Chechessee Creek’s par 3s are plenty challenging, even for course raters. (John Garrity)

Wow.

My first impulse is to remind this overheated reader that I told him that golf itineraries were Travelin’ Joe’s specialty, not mine. (My exact words: “The Top 50 does not recommend golf courses; it ranks them.”) My second impulse is to ask Mr. Rosario for an apology. I went out of my way to help him out, but I don’t feel much love from his “big, fat fraud” crack. I talked to my close friend, Vijay Singh, and he thought I should consult a lawyer — his lawyer, to be precise — regarding defamation and libel issues. I’m not ready to take that step, but Rosey should consider the fact that the Top 50 has never lost a court fight.*

*Ft. Meade City Mobile Home Park Golf Course v Garrity was settled amicably, and I have never violated the restraining order. 

My third impulse is to withhold the final recommendation for our gaucho’s Gulf Coast golf tour, but that would be a disservice to my Top 50 subscribers. So, for their sake, Roseman, not yours, I’m recommending the 51st-ranked Chechessee Creek Club in Okatie, S.C. Designed by Bill Coore and Ben Crenshaw, Chechessee Creek is probably the finest example of swamp sorcery this side of the Robert Trent Jones Golf Trail.

> [Entries provided]:
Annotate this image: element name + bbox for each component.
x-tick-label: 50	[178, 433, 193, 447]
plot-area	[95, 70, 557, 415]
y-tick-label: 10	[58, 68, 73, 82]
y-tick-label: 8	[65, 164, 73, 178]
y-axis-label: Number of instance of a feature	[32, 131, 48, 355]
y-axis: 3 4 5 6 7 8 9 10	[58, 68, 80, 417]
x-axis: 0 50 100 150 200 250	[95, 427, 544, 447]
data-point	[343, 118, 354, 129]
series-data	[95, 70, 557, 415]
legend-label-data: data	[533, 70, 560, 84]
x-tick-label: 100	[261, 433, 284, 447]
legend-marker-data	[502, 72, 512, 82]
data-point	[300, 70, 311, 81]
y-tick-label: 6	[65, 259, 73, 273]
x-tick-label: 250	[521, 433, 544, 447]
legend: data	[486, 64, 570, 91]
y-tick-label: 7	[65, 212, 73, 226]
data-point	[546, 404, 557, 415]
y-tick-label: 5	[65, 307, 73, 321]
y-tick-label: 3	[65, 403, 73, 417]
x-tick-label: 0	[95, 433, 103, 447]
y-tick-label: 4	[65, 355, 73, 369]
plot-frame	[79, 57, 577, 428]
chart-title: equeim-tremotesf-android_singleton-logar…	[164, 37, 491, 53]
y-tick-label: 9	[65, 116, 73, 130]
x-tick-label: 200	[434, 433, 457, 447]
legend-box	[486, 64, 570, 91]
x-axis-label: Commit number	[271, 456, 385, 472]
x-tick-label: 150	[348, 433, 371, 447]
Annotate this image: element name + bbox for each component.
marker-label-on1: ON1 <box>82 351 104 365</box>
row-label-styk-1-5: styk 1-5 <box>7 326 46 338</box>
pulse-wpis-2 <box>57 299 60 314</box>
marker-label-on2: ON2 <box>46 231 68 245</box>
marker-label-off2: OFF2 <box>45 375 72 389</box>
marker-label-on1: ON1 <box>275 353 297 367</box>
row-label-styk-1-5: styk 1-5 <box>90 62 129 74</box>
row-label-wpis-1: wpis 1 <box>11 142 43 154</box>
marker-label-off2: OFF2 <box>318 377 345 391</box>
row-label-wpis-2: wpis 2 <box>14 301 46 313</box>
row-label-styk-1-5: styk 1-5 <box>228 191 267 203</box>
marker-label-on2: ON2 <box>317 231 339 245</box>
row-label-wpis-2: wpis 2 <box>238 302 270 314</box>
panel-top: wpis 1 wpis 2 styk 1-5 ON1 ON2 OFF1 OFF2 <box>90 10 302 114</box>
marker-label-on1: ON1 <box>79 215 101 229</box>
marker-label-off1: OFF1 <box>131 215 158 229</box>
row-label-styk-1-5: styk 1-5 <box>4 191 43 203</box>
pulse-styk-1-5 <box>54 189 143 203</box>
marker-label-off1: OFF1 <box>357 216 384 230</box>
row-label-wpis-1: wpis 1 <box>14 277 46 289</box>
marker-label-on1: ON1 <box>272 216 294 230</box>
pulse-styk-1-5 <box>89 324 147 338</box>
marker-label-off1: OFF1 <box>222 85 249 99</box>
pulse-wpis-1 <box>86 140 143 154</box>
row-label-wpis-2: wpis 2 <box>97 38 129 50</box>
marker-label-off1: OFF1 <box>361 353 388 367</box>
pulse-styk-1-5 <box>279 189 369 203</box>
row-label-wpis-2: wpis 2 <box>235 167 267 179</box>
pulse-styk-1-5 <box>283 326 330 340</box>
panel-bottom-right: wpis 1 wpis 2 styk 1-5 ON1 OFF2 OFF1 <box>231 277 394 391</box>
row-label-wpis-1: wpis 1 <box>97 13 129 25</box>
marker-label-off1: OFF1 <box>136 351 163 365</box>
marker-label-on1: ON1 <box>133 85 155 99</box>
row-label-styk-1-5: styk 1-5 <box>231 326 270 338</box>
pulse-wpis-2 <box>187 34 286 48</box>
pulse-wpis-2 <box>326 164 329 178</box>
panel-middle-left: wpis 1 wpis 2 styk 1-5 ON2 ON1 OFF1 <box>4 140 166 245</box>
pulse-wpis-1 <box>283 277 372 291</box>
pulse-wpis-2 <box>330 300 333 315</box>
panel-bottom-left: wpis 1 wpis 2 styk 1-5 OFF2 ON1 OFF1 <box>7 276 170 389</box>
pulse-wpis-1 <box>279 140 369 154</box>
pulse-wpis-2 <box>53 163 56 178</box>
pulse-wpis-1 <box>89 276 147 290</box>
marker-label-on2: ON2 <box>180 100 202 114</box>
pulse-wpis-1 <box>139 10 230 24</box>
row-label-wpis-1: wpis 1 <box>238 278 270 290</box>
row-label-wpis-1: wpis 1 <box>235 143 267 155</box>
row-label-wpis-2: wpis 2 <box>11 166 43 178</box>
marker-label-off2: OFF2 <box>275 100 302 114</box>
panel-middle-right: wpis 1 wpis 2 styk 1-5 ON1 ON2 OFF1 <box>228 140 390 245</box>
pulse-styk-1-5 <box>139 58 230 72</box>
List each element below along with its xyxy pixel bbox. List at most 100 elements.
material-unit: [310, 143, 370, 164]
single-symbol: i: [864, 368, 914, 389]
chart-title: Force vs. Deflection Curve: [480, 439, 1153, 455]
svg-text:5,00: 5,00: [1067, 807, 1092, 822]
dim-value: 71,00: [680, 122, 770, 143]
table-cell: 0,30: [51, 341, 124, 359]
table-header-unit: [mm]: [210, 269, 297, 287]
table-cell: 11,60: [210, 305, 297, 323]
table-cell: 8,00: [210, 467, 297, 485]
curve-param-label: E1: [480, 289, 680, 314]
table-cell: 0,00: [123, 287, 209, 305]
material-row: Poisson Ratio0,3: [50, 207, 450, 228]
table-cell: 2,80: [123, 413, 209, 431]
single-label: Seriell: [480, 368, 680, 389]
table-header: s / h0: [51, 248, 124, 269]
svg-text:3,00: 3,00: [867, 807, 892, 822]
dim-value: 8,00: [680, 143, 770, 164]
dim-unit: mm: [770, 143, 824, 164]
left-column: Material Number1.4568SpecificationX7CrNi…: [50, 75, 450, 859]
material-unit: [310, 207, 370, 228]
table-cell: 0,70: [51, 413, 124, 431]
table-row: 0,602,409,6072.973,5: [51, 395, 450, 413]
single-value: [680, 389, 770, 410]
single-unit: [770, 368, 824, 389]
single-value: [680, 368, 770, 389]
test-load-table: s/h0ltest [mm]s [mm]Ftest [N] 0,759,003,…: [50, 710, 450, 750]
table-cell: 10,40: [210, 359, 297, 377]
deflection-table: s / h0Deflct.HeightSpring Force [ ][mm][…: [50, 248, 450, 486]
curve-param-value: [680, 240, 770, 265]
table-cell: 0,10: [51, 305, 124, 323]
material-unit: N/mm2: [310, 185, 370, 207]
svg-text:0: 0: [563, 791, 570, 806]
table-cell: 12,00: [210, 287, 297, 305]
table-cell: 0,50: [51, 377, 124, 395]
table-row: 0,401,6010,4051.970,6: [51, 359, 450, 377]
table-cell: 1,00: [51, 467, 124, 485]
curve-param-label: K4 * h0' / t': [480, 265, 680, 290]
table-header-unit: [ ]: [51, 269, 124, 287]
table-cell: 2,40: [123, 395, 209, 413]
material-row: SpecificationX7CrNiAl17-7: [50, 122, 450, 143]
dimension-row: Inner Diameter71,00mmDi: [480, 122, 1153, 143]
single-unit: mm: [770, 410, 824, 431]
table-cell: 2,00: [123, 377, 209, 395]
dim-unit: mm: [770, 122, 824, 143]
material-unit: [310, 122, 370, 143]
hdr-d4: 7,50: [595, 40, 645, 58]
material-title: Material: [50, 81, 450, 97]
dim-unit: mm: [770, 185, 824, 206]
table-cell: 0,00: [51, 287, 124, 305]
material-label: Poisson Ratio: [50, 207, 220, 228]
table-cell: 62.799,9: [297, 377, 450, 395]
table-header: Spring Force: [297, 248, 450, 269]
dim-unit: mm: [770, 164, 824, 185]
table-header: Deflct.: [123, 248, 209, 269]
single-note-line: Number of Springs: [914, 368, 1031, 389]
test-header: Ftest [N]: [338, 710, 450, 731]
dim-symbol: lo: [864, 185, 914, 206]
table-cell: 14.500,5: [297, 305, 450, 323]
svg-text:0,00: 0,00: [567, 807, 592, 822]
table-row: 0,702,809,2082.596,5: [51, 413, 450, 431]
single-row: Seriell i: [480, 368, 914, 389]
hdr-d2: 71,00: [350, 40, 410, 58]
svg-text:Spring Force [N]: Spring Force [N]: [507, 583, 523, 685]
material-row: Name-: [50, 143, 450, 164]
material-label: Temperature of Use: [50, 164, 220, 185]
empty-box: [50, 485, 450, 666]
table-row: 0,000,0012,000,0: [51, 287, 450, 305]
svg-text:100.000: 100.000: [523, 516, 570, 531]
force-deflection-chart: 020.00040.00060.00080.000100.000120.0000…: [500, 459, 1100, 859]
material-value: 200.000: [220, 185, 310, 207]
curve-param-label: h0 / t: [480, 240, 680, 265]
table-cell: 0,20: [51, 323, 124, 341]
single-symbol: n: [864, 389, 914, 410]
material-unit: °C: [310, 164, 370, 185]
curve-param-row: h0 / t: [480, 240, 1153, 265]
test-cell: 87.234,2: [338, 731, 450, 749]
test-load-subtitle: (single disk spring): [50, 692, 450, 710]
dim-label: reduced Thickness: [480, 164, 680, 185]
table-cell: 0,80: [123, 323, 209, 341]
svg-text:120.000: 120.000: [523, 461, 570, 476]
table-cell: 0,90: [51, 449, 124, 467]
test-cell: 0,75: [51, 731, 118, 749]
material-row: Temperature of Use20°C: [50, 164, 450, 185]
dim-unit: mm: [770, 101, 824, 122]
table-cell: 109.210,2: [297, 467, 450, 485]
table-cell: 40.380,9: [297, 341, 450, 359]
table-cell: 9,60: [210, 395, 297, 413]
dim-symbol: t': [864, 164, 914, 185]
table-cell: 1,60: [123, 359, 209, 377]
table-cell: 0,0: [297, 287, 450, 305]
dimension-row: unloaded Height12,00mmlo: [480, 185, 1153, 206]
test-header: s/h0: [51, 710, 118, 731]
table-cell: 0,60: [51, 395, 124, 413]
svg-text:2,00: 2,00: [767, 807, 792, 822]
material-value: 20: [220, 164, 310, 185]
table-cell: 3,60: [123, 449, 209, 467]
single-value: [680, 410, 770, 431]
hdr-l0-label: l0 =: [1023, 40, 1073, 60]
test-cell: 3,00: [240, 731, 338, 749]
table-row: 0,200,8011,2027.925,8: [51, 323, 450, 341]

> [What you have to do]: In the golf column above, who designed the Chechessee Creek Club?

> [Reply to the exercise]: Bill Coore and Ben Crenshaw